**Job**
Copy out each line containing "Hippocampus" from the entries below.
•••••
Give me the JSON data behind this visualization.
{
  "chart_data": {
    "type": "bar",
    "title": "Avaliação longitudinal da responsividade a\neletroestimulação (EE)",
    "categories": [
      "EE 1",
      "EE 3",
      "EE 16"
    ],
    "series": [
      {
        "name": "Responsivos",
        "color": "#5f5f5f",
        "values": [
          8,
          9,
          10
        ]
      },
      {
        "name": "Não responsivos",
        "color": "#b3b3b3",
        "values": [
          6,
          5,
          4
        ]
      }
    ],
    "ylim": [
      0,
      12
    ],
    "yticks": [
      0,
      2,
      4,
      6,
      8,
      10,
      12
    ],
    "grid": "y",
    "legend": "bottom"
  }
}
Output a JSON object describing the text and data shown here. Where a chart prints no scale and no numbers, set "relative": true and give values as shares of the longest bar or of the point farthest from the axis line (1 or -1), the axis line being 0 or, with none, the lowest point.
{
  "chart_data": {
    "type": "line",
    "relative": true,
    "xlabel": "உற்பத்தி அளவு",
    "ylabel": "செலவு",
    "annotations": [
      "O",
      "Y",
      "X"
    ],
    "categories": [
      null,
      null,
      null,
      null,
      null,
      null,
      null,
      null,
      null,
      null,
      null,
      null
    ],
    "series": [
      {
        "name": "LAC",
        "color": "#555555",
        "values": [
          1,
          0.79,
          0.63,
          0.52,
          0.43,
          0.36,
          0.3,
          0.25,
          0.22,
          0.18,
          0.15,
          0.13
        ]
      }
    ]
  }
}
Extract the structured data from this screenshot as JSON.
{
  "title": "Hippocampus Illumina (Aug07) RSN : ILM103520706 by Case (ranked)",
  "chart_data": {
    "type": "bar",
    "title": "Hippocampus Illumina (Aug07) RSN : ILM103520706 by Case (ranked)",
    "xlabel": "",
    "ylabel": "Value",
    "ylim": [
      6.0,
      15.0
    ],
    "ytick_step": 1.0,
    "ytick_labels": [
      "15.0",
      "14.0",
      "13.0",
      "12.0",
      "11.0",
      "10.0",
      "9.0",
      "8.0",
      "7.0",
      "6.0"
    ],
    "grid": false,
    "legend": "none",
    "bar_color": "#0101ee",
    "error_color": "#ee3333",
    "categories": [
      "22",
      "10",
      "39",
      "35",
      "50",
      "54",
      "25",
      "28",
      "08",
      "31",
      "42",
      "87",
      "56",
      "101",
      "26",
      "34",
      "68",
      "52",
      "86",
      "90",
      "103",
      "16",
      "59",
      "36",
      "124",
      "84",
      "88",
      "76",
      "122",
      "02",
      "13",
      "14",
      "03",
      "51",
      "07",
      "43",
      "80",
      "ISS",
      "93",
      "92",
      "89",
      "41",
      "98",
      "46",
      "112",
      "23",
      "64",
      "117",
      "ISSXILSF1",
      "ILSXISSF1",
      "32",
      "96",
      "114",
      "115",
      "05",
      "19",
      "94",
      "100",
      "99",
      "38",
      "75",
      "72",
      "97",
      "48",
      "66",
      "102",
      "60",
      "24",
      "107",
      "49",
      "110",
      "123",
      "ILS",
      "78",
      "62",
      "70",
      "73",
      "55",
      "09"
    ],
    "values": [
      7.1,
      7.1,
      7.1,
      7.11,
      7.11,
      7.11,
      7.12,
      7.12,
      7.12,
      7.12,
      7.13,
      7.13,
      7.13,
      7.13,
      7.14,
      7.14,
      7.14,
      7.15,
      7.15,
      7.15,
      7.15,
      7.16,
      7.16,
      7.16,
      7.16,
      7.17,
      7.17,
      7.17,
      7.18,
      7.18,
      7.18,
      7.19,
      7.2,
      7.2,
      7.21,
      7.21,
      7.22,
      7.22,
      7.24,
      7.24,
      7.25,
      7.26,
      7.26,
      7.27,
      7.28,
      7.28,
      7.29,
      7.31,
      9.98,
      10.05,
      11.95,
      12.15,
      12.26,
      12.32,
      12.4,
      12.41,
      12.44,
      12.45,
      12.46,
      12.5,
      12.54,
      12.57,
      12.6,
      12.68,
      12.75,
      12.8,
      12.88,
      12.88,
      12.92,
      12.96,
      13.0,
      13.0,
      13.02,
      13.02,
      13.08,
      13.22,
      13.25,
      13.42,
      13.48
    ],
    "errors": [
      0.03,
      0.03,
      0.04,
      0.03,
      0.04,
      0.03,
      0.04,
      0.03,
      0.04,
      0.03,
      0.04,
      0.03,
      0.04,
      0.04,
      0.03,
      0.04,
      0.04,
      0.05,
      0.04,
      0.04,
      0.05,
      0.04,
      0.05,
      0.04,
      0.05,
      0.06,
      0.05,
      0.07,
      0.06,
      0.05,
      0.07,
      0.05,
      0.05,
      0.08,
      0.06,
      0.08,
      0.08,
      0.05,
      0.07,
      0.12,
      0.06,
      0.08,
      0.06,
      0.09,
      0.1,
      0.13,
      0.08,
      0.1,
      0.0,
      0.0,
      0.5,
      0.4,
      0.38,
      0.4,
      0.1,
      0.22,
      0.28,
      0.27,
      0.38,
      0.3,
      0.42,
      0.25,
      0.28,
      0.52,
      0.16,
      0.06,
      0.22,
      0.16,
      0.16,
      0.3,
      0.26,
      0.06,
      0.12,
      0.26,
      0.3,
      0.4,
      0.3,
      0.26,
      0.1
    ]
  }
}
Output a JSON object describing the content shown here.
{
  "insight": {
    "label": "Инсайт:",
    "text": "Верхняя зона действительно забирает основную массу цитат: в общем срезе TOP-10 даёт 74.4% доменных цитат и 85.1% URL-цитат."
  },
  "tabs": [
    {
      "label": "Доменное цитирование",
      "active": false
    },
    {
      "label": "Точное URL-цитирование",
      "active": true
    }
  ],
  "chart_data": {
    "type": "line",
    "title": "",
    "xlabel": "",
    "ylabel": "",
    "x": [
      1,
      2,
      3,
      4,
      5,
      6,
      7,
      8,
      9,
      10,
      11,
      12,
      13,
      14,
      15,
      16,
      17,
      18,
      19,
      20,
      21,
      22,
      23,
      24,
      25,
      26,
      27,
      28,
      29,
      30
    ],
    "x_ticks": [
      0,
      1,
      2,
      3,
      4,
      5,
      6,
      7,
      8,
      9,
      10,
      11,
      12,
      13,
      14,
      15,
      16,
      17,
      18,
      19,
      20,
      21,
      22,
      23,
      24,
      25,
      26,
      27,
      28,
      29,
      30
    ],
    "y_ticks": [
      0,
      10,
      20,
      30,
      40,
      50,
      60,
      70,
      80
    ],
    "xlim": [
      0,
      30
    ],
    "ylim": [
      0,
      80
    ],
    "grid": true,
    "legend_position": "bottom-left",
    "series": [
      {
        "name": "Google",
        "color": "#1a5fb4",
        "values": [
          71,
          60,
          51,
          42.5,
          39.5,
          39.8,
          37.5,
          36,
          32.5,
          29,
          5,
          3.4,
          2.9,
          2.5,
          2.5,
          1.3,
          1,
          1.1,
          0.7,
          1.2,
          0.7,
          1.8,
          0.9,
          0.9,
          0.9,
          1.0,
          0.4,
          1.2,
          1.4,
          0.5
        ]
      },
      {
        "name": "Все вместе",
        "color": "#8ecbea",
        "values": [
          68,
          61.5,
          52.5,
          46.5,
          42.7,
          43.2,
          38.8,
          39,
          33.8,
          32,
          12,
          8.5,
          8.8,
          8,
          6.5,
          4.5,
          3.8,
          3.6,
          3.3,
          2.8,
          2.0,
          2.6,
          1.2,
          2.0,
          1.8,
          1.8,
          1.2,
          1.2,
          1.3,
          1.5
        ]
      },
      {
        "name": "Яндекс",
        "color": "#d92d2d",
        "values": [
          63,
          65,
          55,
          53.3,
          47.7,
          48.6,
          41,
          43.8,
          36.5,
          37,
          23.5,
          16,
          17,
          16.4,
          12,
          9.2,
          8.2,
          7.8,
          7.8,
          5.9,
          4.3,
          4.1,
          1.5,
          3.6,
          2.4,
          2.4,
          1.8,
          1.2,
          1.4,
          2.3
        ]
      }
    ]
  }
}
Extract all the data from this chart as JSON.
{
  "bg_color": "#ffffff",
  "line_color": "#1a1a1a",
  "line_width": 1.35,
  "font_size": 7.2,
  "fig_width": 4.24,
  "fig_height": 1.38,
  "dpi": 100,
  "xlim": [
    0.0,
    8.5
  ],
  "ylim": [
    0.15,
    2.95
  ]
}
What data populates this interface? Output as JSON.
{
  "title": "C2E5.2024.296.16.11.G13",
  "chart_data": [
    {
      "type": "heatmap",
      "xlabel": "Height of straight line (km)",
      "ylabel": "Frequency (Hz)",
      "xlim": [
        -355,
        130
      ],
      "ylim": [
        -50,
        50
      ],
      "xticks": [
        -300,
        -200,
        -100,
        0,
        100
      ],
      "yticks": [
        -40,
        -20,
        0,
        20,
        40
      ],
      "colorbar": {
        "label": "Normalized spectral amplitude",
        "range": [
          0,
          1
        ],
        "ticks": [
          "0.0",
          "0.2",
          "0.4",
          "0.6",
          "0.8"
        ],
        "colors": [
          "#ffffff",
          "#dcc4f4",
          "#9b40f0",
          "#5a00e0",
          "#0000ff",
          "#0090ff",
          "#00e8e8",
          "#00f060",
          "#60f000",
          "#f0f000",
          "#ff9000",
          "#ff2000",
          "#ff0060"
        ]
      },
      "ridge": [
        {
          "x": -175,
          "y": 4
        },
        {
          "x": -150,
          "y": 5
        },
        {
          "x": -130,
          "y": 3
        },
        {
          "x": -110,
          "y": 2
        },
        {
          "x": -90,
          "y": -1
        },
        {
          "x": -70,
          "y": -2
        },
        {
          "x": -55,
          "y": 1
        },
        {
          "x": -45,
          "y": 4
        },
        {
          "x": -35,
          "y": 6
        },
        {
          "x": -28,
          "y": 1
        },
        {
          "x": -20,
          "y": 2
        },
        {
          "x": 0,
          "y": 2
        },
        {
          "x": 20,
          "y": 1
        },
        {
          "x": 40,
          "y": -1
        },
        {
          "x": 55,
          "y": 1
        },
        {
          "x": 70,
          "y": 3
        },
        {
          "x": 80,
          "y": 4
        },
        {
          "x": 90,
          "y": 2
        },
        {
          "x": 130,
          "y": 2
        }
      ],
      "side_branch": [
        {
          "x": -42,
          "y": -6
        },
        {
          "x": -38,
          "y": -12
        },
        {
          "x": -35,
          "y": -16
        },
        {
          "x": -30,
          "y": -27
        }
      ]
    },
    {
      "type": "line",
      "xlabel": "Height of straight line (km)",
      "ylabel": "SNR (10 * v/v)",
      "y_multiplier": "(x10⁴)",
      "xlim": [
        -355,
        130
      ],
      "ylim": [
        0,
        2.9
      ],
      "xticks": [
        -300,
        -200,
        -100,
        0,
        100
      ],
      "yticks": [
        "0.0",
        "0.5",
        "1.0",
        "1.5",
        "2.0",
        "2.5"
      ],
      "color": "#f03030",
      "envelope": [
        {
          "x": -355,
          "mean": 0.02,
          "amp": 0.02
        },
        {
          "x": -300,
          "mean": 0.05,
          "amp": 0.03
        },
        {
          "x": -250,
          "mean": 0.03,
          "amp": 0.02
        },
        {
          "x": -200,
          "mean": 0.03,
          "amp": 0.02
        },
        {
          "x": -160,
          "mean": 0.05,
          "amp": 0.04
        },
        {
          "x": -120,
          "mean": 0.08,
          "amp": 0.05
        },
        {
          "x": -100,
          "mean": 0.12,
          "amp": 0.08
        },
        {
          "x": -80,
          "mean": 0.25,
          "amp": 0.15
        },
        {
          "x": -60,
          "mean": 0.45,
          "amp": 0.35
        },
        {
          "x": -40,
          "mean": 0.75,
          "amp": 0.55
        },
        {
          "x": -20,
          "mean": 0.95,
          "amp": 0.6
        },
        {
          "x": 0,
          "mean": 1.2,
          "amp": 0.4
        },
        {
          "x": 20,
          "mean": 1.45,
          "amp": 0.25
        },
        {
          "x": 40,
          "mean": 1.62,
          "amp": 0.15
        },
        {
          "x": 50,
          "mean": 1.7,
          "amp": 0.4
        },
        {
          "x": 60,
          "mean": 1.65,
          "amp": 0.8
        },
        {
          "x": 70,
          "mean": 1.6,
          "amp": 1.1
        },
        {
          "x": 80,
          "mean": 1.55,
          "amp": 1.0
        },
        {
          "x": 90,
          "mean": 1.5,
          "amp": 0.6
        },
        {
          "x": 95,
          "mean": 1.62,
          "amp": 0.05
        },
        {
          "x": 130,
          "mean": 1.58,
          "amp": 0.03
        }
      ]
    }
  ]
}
•••••
**Reply to the exercise**
  "title": "Hippocampus Illumina (Aug07) RSN : ILM103520706 by Case (ranked)",
    "title": "Hippocampus Illumina (Aug07) RSN : ILM103520706 by Case (ranked)",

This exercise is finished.